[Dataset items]
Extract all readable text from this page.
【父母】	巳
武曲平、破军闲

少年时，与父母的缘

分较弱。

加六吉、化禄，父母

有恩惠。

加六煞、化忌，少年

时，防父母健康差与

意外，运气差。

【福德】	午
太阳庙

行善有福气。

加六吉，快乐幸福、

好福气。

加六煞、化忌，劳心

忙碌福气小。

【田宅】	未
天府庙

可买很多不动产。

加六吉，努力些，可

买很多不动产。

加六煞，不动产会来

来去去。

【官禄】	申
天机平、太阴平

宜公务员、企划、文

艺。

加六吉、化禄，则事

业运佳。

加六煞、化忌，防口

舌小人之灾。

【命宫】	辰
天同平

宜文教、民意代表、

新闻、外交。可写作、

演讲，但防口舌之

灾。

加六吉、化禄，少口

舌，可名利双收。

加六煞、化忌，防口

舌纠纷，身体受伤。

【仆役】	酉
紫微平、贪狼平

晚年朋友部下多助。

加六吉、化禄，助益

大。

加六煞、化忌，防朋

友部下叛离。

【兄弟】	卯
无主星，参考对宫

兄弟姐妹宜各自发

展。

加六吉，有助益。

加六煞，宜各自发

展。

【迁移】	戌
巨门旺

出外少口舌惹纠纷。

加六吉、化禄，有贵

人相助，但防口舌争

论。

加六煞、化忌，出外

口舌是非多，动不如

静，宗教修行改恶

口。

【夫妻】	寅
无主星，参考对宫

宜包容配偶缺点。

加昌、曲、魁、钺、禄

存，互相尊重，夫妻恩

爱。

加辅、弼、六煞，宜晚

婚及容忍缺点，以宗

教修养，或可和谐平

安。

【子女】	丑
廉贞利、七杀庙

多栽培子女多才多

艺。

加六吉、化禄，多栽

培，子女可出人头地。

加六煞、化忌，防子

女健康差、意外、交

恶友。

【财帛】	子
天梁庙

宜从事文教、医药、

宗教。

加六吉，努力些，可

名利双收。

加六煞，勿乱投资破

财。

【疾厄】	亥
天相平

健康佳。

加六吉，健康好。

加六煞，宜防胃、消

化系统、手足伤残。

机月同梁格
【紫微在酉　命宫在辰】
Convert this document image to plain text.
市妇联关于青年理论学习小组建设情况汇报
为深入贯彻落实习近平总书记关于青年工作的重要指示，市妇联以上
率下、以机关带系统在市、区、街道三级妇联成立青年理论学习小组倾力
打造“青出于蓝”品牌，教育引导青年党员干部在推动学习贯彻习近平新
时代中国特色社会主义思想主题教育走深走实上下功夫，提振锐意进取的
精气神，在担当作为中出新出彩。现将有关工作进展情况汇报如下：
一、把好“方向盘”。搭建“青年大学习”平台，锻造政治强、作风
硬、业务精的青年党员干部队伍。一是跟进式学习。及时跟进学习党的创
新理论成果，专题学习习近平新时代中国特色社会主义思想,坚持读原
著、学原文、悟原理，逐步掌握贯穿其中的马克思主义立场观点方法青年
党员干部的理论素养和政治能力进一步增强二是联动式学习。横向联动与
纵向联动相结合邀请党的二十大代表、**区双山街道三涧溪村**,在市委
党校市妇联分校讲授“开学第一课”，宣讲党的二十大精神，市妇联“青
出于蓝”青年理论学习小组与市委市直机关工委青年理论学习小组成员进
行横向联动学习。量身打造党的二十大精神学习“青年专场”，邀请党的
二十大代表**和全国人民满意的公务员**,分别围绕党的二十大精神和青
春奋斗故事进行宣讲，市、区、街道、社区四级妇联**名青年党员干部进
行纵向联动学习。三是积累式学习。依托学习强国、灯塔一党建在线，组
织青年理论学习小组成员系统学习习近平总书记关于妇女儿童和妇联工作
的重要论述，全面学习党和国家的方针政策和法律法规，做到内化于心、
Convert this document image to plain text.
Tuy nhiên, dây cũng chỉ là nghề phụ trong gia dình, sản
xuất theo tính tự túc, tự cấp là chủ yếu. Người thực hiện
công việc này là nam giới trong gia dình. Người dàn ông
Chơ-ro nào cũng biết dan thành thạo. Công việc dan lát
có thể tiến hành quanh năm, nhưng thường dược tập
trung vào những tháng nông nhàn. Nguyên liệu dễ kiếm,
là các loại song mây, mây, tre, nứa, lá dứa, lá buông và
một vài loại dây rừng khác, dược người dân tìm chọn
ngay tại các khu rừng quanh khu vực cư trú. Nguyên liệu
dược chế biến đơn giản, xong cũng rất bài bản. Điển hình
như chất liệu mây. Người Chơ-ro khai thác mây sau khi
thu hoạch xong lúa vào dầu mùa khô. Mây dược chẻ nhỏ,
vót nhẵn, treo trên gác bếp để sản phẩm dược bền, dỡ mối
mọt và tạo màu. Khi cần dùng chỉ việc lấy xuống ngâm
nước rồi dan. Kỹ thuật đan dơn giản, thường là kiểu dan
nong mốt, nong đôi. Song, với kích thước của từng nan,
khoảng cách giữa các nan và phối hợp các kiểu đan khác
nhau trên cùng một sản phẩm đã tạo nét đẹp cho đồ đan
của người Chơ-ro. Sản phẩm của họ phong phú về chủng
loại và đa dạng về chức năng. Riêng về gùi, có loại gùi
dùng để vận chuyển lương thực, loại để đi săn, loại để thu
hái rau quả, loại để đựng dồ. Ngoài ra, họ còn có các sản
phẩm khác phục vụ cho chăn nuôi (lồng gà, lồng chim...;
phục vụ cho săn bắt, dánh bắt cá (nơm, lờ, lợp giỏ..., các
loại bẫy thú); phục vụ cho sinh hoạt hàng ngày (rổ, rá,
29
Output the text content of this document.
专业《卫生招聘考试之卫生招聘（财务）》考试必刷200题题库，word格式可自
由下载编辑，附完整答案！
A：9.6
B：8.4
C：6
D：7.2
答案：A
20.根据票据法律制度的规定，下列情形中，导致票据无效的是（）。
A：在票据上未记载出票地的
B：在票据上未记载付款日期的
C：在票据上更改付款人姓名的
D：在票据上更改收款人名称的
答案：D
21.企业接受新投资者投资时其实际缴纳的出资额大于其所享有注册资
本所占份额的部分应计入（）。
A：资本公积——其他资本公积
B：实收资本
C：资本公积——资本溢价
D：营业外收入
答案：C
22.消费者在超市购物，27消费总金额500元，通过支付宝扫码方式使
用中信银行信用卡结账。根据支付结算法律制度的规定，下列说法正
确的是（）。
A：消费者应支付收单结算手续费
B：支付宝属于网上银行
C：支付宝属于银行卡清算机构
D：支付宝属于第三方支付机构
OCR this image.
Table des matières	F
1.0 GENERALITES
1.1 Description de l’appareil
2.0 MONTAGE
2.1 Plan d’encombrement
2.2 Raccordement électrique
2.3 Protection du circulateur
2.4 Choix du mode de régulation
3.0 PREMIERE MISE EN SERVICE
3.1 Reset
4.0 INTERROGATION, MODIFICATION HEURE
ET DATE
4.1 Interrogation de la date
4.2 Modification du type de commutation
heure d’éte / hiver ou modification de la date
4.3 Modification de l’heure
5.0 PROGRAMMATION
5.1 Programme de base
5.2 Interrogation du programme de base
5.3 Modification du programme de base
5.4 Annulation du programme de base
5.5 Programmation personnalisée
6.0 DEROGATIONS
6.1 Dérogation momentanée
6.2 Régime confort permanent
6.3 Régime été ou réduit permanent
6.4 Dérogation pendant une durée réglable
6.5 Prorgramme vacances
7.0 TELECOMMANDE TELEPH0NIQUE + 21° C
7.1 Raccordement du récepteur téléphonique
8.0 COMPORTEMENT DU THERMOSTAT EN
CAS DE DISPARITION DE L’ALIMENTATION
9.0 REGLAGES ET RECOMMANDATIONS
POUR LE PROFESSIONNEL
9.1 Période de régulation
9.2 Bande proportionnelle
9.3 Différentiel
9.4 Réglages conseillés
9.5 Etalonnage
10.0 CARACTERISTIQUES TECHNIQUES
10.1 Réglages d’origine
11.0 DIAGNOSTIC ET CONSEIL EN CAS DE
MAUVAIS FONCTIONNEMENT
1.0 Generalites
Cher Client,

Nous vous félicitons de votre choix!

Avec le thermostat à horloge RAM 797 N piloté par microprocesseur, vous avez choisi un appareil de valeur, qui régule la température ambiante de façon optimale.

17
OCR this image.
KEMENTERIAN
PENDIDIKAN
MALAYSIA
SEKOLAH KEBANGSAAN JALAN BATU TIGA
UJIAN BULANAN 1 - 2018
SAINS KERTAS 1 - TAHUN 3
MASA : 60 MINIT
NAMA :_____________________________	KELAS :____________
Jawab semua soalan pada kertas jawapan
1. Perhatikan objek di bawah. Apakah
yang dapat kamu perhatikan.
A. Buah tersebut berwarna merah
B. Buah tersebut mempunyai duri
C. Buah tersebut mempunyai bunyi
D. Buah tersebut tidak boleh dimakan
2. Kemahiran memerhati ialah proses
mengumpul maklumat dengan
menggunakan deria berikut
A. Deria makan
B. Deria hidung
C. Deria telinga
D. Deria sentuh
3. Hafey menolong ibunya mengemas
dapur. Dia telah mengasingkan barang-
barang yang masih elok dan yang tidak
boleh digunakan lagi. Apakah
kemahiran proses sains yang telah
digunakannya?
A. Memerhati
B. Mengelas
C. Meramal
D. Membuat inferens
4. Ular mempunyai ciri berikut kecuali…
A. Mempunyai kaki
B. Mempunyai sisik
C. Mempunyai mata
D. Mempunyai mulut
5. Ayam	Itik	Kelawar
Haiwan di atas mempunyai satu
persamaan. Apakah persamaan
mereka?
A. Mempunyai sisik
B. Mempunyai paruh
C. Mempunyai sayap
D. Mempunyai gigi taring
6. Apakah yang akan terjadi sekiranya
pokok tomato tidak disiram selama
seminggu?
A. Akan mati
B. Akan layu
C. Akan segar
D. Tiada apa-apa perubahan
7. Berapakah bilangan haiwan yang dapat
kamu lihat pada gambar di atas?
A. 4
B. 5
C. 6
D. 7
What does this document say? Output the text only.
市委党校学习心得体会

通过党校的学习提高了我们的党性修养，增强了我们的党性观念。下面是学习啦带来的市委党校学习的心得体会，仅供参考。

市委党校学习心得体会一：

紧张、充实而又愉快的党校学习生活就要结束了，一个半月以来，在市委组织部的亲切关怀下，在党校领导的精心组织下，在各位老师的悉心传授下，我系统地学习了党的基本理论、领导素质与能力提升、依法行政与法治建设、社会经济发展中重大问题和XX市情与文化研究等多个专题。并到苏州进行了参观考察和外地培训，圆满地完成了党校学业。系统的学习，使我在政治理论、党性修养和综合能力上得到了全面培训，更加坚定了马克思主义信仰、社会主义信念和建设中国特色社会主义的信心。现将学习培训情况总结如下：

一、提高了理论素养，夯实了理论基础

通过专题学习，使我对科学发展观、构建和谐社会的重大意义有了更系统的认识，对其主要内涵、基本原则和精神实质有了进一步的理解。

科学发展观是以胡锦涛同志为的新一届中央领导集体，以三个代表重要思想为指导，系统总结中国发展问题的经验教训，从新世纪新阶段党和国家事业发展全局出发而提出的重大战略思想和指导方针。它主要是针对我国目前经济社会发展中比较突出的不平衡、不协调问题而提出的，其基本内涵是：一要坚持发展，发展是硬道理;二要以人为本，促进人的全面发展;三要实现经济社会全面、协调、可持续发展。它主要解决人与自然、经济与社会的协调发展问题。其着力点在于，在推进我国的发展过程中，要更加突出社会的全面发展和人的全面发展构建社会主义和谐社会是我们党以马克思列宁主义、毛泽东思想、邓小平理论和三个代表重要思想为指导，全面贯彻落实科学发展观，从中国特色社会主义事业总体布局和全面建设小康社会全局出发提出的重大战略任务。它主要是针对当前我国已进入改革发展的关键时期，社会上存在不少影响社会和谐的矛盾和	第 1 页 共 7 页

◆ DIRECTION
Single out each line of the records above with the string "cũng" in it, and copy it.

◆ TASK RESPONSE
Tuy nhiên, dây cũng chỉ là nghề phụ trong gia dình, sản
Chơ-ro nào cũng biết dan thành thạo. Công việc dan lát
dược chế biến đơn giản, xong cũng rất bài bản. Điển hình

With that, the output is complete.